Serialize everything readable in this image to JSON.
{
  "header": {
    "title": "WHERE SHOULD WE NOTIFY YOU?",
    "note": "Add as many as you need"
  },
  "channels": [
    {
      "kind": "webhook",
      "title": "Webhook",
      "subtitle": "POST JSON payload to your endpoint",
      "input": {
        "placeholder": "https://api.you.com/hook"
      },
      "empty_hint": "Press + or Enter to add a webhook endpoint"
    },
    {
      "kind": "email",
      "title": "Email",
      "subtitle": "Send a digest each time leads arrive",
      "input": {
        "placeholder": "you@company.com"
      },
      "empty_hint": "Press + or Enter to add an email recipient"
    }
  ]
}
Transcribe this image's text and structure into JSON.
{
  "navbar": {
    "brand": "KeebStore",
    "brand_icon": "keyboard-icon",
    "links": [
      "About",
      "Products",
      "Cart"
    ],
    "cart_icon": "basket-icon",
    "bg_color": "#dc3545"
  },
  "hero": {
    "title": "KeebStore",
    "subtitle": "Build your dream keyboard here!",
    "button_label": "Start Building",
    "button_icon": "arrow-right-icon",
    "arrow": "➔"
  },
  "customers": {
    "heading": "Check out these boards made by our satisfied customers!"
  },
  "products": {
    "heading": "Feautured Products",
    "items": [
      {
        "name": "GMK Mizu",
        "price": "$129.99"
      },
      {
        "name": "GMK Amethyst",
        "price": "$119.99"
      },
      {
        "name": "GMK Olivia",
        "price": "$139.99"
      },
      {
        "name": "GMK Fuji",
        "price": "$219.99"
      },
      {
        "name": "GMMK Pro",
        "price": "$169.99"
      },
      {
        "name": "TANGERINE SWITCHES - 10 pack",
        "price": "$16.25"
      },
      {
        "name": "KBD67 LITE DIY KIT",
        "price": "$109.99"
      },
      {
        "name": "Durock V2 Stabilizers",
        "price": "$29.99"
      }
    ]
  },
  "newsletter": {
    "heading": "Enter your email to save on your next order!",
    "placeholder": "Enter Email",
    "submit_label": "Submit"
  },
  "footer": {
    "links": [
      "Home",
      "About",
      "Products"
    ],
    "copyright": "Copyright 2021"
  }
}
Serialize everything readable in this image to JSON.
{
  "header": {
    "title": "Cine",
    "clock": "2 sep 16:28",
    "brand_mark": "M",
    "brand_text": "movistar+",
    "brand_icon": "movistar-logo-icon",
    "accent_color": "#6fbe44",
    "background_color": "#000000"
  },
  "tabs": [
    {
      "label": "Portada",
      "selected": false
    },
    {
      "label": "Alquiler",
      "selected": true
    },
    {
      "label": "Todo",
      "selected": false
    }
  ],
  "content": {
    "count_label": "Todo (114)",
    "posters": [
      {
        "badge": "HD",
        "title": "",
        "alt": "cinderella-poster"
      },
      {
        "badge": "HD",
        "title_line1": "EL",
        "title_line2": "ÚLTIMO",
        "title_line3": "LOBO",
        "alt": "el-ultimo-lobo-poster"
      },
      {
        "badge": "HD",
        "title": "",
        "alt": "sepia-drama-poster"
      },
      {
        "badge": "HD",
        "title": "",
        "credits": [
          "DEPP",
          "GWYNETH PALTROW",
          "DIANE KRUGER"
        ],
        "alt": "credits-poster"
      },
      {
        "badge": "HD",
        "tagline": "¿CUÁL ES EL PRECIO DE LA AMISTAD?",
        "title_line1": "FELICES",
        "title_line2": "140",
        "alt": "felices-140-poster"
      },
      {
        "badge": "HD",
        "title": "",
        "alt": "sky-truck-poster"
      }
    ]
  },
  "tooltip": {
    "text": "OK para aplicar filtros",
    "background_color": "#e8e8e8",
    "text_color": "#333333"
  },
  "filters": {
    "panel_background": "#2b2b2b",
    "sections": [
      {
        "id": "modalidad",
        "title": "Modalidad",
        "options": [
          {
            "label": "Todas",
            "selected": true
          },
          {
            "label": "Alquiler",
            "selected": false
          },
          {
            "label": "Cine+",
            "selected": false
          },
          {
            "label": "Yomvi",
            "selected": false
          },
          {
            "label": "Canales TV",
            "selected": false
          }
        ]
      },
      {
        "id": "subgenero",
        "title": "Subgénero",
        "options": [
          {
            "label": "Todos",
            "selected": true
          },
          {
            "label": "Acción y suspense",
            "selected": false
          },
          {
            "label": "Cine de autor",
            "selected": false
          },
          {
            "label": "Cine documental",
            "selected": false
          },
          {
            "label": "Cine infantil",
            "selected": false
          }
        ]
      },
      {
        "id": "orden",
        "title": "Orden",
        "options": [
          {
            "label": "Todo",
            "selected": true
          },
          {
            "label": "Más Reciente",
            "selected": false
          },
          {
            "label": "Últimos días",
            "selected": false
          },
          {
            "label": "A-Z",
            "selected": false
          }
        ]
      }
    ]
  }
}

========================================

» PROBLEM TO WORK ON:
Return each line of the records above exactly as it reads.

» FULL OUTPUT:
Serialize everything readable in this image to JSON.
{
  "header": {
    "title": "WHERE SHOULD WE NOTIFY YOU?",
    "note": "Add as many as you need"
  },
  "channels": [
    {
      "kind": "webhook",
      "title": "Webhook",
      "subtitle": "POST JSON payload to your endpoint",
      "input": {
        "placeholder": "https://api.you.com/hook"
      },
      "empty_hint": "Press + or Enter to add a webhook endpoint"
    },
    {
      "kind": "email",
      "title": "Email",
      "subtitle": "Send a digest each time leads arrive",
      "input": {
        "placeholder": "you@company.com"
      },
      "empty_hint": "Press + or Enter to add an email recipient"
    }
  ]
}
Transcribe this image's text and structure into JSON.
{
  "navbar": {
    "brand": "KeebStore",
    "brand_icon": "keyboard-icon",
    "links": [
      "About",
      "Products",
      "Cart"
    ],
    "cart_icon": "basket-icon",
    "bg_color": "#dc3545"
  },
  "hero": {
    "title": "KeebStore",
    "subtitle": "Build your dream keyboard here!",
    "button_label": "Start Building",
    "button_icon": "arrow-right-icon",
    "arrow": "➔"
  },
  "customers": {
    "heading": "Check out these boards made by our satisfied customers!"
  },
  "products": {
    "heading": "Feautured Products",
    "items": [
      {
        "name": "GMK Mizu",
        "price": "$129.99"
      },
      {
        "name": "GMK Amethyst",
        "price": "$119.99"
      },
      {
        "name": "GMK Olivia",
        "price": "$139.99"
      },
      {
        "name": "GMK Fuji",
        "price": "$219.99"
      },
      {
        "name": "GMMK Pro",
        "price": "$169.99"
      },
      {
        "name": "TANGERINE SWITCHES - 10 pack",
        "price": "$16.25"
      },
      {
        "name": "KBD67 LITE DIY KIT",
        "price": "$109.99"
      },
      {
        "name": "Durock V2 Stabilizers",
        "price": "$29.99"
      }
    ]
  },
  "newsletter": {
    "heading": "Enter your email to save on your next order!",
    "placeholder": "Enter Email",
    "submit_label": "Submit"
  },
  "footer": {
    "links": [
      "Home",
      "About",
      "Products"
    ],
    "copyright": "Copyright 2021"
  }
}
Serialize everything readable in this image to JSON.
{
  "header": {
    "title": "Cine",
    "clock": "2 sep 16:28",
    "brand_mark": "M",
    "brand_text": "movistar+",
    "brand_icon": "movistar-logo-icon",
    "accent_color": "#6fbe44",
    "background_color": "#000000"
  },
  "tabs": [
    {
      "label": "Portada",
      "selected": false
    },
    {
      "label": "Alquiler",
      "selected": true
    },
    {
      "label": "Todo",
      "selected": false
    }
  ],
  "content": {
    "count_label": "Todo (114)",
    "posters": [
      {
        "badge": "HD",
        "title": "",
        "alt": "cinderella-poster"
      },
      {
        "badge": "HD",
        "title_line1": "EL",
        "title_line2": "ÚLTIMO",
        "title_line3": "LOBO",
        "alt": "el-ultimo-lobo-poster"
      },
      {
        "badge": "HD",
        "title": "",
        "alt": "sepia-drama-poster"
      },
      {
        "badge": "HD",
        "title": "",
        "credits": [
          "DEPP",
          "GWYNETH PALTROW",
          "DIANE KRUGER"
        ],
        "alt": "credits-poster"
      },
      {
        "badge": "HD",
        "tagline": "¿CUÁL ES EL PRECIO DE LA AMISTAD?",
        "title_line1": "FELICES",
        "title_line2": "140",
        "alt": "felices-140-poster"
      },
      {
        "badge": "HD",
        "title": "",
        "alt": "sky-truck-poster"
      }
    ]
  },
  "tooltip": {
    "text": "OK para aplicar filtros",
    "background_color": "#e8e8e8",
    "text_color": "#333333"
  },
  "filters": {
    "panel_background": "#2b2b2b",
    "sections": [
      {
        "id": "modalidad",
        "title": "Modalidad",
        "options": [
          {
            "label": "Todas",
            "selected": true
          },
          {
            "label": "Alquiler",
            "selected": false
          },
          {
            "label": "Cine+",
            "selected": false
          },
          {
            "label": "Yomvi",
            "selected": false
          },
          {
            "label": "Canales TV",
            "selected": false
          }
        ]
      },
      {
        "id": "subgenero",
        "title": "Subgénero",
        "options": [
          {
            "label": "Todos",
            "selected": true
          },
          {
            "label": "Acción y suspense",
            "selected": false
          },
          {
            "label": "Cine de autor",
            "selected": false
          },
          {
            "label": "Cine documental",
            "selected": false
          },
          {
            "label": "Cine infantil",
            "selected": false
          }
        ]
      },
      {
        "id": "orden",
        "title": "Orden",
        "options": [
          {
            "label": "Todo",
            "selected": true
          },
          {
            "label": "Más Reciente",
            "selected": false
          },
          {
            "label": "Últimos días",
            "selected": false
          },
          {
            "label": "A-Z",
            "selected": false
          }
        ]
      }
    ]
  }
}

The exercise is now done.